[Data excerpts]
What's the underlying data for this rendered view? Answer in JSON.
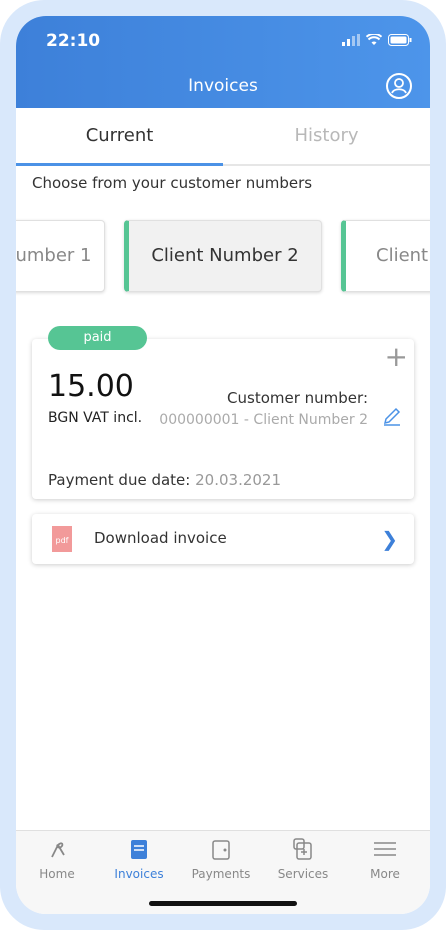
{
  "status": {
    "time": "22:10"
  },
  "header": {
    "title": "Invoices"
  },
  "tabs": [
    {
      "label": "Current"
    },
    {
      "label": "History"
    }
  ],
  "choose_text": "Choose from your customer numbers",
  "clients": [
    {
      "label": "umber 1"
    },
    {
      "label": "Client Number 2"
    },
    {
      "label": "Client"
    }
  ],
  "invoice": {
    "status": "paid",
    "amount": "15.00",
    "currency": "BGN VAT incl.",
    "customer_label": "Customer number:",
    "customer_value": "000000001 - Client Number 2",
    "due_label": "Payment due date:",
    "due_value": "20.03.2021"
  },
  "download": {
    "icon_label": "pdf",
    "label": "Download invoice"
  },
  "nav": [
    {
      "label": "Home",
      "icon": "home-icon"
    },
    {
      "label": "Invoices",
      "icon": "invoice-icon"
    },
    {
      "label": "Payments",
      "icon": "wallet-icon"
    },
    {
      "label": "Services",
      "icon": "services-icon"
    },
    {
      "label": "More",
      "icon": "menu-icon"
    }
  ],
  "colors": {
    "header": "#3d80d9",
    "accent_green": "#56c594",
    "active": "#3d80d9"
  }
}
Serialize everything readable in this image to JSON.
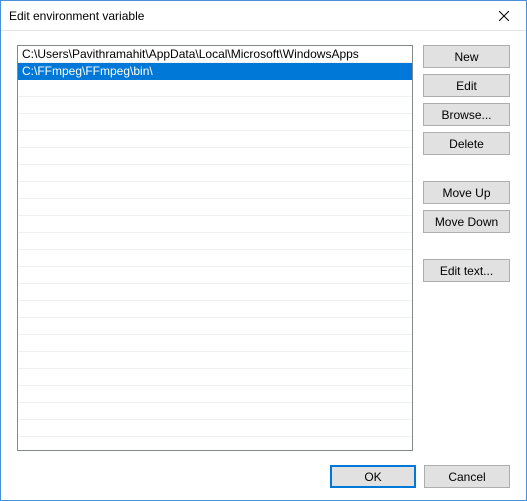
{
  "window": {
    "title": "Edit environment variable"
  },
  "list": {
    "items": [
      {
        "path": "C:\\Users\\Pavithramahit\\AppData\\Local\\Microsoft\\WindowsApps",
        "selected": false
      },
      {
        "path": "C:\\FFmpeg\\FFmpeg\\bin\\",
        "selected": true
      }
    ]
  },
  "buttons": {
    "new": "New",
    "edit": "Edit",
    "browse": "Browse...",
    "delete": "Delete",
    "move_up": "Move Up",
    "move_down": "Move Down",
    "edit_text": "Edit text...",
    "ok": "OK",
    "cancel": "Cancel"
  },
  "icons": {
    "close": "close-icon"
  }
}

---

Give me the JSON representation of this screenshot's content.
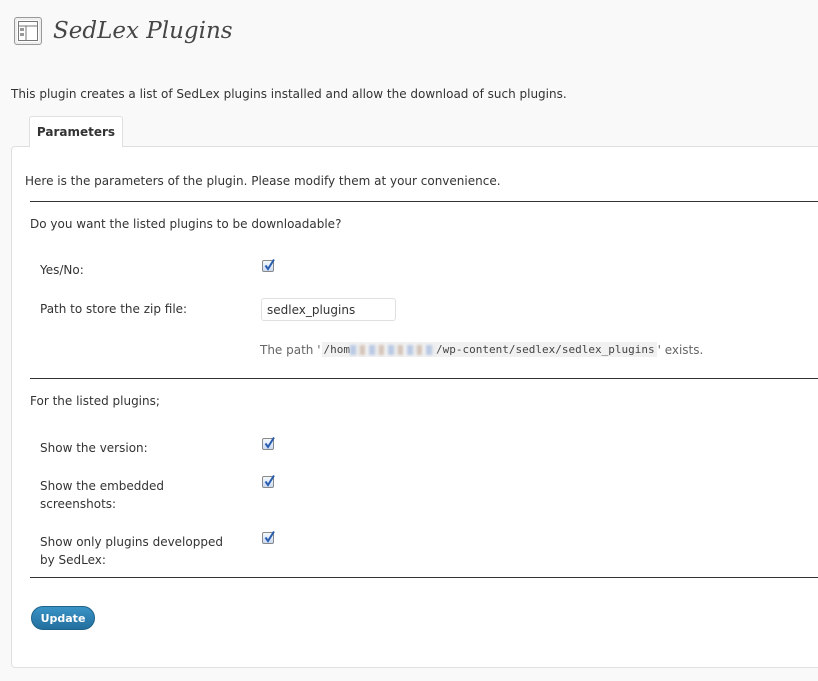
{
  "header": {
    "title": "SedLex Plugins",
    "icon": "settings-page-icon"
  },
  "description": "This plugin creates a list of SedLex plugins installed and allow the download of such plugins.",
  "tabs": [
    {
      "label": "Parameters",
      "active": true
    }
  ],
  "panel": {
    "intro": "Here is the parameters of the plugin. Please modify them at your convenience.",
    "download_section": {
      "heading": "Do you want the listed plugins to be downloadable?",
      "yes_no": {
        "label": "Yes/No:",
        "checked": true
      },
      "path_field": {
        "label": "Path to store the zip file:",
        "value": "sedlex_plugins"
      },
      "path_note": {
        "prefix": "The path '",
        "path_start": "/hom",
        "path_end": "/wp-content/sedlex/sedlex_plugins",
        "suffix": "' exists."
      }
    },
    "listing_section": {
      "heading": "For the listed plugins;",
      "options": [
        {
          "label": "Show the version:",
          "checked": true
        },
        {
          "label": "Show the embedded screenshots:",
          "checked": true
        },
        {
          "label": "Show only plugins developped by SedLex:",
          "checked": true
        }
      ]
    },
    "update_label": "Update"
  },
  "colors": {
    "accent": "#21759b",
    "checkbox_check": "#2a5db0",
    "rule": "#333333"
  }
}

--

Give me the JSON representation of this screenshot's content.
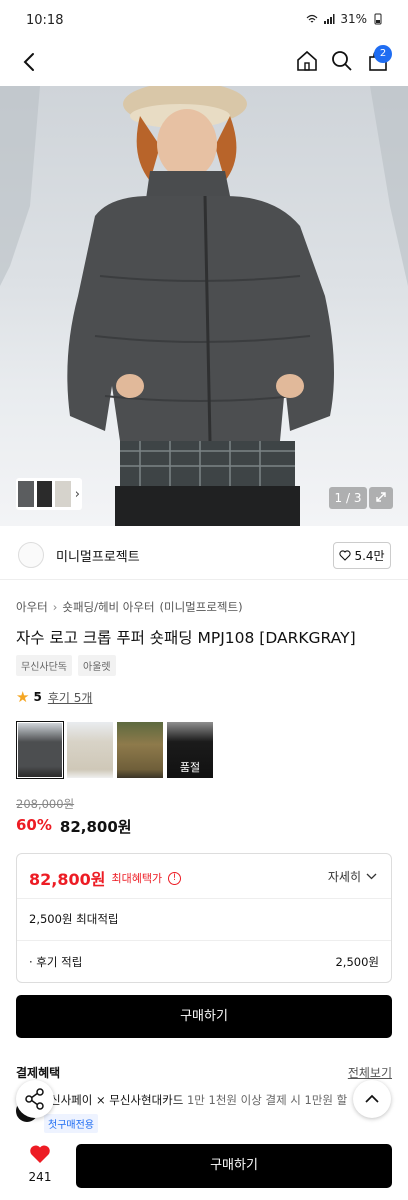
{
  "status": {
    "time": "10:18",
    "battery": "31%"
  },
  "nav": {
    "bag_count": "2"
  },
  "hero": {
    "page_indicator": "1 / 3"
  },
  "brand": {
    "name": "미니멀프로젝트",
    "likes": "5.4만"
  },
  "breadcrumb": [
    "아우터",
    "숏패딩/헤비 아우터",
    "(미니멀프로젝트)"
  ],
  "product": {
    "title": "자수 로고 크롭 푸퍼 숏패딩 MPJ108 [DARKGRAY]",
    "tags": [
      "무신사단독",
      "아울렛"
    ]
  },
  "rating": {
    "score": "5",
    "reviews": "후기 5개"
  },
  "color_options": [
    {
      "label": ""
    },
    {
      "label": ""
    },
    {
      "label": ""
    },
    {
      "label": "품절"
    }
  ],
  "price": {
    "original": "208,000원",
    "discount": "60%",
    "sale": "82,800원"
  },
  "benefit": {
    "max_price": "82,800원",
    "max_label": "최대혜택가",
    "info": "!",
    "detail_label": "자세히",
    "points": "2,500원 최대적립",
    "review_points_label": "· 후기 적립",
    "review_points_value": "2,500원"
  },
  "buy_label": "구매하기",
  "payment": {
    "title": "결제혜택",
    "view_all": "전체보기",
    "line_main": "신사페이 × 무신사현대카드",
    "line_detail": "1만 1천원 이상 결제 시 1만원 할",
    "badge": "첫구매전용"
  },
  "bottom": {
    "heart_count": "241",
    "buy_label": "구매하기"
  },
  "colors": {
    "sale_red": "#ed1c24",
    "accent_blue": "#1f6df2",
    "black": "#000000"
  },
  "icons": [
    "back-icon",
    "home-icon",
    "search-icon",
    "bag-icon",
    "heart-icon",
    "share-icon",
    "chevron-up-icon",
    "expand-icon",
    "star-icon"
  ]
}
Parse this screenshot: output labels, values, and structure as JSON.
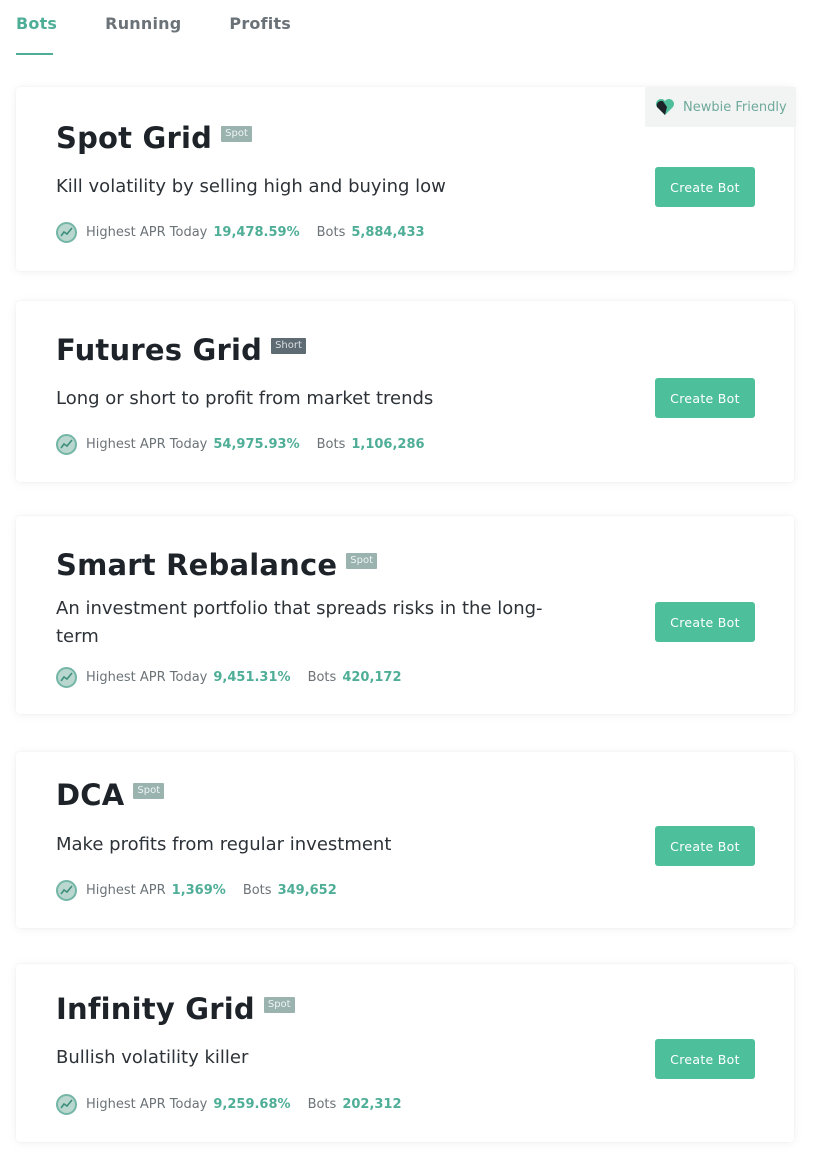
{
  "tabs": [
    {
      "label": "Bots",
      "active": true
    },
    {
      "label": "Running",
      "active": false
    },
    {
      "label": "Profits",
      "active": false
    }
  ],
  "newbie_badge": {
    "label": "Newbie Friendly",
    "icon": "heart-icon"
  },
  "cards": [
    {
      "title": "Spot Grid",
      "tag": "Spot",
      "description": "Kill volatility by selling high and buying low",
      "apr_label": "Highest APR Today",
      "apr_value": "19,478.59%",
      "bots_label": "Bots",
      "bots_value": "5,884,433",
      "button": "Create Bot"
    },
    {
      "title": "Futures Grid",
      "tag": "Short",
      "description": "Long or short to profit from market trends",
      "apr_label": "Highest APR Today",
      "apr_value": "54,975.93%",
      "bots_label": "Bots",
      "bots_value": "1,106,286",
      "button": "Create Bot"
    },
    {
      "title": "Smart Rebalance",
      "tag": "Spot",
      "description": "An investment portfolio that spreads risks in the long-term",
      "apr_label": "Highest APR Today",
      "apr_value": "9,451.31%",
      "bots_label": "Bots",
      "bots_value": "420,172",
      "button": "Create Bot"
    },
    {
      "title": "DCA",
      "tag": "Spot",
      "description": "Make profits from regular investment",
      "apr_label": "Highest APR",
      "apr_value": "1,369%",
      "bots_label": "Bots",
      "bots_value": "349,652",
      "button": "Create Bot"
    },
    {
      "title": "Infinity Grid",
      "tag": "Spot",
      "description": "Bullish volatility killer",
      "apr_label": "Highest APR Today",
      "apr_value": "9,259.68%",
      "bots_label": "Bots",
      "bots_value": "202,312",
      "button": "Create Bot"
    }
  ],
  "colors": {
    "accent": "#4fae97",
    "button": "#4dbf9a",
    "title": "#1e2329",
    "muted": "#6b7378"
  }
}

### Prompt
Copy every line of the records above that holds the word "Show".

### Output
          "label": "Show the version:",
          "label": "Show the embedded screenshots:",
          "label": "Show only plugins developped by SedLex:",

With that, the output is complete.